Copy out all the lines where "label" shows up.

<<<<

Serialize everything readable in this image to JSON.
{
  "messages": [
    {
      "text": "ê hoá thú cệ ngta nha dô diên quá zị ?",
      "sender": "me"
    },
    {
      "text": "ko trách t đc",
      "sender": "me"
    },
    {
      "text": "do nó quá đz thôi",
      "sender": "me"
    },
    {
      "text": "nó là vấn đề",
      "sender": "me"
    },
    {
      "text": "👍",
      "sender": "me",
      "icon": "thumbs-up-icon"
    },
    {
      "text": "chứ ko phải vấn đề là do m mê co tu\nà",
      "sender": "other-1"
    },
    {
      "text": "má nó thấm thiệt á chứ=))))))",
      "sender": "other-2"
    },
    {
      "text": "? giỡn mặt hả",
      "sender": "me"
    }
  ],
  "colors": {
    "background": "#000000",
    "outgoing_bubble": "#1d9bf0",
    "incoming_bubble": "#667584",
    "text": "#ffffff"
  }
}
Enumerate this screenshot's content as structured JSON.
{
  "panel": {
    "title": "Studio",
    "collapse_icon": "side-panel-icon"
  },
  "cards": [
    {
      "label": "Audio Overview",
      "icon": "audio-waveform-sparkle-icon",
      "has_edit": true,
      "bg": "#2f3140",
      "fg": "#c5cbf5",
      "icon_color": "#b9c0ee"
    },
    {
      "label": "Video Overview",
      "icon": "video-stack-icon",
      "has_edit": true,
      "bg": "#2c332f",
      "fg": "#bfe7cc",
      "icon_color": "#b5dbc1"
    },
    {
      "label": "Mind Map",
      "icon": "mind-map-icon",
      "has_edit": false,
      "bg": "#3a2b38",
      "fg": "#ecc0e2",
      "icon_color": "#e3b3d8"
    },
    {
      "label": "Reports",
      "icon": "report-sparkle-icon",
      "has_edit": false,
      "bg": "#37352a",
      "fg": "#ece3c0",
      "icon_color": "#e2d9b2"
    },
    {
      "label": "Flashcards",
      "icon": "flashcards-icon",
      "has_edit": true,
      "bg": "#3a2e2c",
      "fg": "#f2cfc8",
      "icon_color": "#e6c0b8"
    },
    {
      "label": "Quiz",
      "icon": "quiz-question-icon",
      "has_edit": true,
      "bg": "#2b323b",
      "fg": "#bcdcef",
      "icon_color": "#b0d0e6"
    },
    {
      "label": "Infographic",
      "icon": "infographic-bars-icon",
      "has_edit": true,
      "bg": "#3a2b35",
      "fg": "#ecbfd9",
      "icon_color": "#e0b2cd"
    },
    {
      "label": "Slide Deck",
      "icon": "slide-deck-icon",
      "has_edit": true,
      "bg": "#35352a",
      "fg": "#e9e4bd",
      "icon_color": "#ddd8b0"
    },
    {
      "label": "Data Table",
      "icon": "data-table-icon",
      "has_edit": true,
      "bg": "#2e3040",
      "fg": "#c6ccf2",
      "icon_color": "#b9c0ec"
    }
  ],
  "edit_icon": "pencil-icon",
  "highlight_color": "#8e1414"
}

>>>>

**ANSWER FOR THE TASK:**
      "label": "Audio Overview",
      "label": "Video Overview",
      "label": "Mind Map",
      "label": "Reports",
      "label": "Flashcards",
      "label": "Quiz",
      "label": "Infographic",
      "label": "Slide Deck",
      "label": "Data Table",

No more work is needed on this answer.